>> start Extracted data

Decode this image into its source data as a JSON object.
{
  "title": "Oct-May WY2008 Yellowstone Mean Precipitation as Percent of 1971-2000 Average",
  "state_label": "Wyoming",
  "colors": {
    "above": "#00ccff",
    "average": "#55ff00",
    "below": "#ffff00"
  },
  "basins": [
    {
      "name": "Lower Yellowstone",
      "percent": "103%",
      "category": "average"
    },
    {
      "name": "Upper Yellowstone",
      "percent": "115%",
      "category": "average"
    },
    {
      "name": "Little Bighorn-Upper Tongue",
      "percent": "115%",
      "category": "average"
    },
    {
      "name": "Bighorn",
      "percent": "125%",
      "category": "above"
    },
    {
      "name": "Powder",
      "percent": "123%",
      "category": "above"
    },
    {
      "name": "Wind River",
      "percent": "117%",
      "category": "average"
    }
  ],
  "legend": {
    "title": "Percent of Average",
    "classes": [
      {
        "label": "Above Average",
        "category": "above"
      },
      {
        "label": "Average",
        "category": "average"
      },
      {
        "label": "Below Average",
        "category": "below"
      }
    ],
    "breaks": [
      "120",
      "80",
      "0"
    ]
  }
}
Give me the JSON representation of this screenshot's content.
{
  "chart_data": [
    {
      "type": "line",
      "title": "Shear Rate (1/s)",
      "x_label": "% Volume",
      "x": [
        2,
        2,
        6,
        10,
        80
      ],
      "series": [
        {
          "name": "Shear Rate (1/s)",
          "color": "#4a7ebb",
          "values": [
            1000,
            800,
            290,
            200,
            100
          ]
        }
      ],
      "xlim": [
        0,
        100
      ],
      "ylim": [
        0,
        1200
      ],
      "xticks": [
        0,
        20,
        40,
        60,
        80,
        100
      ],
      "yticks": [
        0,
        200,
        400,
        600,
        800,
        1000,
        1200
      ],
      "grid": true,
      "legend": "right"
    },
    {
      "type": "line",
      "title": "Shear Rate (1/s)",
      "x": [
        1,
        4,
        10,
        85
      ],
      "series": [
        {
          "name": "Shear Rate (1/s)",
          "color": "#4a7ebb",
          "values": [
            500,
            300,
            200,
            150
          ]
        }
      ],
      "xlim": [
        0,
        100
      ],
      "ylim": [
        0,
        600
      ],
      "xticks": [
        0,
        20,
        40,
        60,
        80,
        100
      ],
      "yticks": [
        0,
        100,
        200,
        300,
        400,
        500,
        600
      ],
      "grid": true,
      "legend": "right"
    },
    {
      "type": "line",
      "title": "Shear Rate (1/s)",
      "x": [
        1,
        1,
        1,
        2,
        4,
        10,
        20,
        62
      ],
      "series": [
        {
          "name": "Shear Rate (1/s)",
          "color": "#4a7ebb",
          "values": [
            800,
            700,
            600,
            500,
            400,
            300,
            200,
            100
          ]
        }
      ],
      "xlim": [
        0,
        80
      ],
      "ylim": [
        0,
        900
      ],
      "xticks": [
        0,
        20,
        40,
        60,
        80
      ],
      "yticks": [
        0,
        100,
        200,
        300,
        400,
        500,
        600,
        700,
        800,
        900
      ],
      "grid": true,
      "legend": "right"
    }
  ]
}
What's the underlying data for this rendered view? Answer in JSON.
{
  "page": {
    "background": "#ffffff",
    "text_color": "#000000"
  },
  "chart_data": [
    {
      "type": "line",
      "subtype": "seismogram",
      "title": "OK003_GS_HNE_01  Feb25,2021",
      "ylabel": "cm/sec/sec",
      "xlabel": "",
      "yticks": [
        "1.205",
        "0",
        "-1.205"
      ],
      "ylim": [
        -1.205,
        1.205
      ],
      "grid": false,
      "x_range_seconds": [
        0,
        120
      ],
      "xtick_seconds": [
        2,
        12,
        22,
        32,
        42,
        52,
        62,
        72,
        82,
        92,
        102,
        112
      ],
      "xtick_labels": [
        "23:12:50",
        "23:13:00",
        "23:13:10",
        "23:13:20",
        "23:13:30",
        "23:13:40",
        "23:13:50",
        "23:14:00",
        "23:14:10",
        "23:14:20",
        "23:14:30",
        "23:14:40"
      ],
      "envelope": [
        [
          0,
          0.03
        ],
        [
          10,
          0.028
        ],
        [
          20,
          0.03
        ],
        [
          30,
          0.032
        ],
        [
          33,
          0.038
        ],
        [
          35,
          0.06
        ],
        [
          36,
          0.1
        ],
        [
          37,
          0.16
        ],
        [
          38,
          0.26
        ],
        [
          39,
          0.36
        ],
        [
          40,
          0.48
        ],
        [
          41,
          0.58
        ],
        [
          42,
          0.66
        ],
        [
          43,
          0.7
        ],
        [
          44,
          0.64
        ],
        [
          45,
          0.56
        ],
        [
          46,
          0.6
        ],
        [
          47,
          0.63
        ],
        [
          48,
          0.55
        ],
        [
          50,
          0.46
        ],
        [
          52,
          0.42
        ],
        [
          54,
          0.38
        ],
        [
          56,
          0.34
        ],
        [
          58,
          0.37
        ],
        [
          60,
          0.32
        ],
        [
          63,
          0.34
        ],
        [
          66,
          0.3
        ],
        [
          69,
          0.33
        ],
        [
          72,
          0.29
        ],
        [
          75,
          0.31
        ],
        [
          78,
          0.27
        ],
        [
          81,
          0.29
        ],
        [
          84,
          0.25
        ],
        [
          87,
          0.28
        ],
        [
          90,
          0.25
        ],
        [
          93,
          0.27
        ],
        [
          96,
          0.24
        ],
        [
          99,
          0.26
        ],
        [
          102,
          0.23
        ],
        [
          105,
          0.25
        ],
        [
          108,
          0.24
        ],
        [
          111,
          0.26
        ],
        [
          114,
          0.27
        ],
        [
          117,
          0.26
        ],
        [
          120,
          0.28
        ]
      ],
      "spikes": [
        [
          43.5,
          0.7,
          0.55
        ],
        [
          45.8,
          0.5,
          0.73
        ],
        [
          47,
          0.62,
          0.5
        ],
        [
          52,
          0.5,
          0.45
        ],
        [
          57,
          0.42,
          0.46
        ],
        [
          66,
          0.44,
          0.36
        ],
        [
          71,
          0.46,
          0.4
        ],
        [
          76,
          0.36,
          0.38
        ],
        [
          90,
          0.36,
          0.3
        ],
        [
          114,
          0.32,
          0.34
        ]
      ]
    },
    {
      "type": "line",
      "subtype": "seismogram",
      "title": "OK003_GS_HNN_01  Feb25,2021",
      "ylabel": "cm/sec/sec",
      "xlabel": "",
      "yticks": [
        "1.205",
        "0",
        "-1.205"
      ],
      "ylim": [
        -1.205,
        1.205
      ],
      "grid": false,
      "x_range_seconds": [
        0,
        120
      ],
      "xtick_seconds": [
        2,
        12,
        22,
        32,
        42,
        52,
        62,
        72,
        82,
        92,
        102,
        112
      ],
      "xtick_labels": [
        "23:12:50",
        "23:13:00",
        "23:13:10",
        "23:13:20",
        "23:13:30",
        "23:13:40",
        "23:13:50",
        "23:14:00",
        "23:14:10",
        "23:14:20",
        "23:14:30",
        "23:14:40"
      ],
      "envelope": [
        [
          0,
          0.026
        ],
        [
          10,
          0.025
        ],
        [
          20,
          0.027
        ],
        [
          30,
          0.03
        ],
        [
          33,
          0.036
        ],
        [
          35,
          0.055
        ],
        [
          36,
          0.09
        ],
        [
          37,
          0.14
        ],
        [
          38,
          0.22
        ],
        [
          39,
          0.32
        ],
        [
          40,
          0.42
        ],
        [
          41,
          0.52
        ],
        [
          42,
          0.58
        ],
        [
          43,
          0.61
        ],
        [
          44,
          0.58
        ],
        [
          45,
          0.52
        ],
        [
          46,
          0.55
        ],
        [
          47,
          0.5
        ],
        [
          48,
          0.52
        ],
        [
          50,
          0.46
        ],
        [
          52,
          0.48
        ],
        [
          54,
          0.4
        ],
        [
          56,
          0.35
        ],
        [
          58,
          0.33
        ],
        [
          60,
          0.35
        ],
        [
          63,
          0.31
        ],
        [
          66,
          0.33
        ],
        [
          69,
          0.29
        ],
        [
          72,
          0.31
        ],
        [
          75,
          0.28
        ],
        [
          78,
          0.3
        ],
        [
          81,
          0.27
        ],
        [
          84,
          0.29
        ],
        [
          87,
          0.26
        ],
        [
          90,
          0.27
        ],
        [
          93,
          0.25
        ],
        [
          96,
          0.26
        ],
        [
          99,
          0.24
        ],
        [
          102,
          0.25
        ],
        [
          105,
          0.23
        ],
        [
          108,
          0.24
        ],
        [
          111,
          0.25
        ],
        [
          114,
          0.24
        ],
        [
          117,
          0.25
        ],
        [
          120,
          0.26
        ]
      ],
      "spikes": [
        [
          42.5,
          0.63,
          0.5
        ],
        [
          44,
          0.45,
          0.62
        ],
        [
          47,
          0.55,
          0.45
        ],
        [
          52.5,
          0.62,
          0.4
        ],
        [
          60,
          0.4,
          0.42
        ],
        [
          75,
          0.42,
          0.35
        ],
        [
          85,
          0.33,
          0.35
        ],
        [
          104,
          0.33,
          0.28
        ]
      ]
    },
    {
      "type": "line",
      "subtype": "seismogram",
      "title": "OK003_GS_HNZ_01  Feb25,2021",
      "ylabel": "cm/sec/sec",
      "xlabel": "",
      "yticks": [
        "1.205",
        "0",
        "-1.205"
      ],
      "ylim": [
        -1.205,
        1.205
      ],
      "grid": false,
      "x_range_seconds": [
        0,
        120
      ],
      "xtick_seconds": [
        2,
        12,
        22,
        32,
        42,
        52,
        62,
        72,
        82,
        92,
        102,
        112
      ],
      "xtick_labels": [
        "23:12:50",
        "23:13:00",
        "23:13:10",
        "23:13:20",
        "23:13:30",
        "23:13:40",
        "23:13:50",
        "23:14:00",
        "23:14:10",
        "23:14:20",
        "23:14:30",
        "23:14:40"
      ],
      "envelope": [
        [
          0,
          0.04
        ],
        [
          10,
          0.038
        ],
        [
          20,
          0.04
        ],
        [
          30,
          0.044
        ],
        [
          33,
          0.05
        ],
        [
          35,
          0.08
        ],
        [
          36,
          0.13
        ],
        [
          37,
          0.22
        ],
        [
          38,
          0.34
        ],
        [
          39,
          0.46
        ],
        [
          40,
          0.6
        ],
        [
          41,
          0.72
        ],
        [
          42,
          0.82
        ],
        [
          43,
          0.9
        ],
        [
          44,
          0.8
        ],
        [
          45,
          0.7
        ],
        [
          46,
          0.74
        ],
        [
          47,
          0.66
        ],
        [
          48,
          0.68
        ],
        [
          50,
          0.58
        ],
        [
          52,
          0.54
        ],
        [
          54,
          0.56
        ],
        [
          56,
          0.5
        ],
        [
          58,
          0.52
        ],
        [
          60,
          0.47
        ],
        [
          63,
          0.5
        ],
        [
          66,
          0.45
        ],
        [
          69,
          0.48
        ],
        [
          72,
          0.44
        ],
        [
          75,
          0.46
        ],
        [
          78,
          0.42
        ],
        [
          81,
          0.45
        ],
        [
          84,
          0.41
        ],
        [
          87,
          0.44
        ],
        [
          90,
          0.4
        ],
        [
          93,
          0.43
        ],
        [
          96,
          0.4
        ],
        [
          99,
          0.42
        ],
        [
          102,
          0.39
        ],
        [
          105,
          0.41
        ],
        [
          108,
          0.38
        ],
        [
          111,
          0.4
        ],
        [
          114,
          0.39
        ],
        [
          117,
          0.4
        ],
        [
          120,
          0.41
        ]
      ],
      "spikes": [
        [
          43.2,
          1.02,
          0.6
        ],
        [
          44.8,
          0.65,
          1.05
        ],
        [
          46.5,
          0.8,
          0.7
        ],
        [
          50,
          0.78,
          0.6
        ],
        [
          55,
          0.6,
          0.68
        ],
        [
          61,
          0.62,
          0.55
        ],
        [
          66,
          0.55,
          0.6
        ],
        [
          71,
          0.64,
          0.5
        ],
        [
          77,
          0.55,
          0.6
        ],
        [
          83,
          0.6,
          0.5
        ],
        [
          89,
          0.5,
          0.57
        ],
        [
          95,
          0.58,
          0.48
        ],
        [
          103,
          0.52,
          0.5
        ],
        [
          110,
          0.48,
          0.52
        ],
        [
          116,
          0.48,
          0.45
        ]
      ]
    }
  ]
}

>> end Extracted data

# [What you will do]
Which lines hold the string "this"? Copy all of them from the data above.

# [The solution]
Decode this image into its source data as a JSON object.
Give me the JSON representation of this screenshot's content.
What's the underlying data for this rendered view? Answer in JSON.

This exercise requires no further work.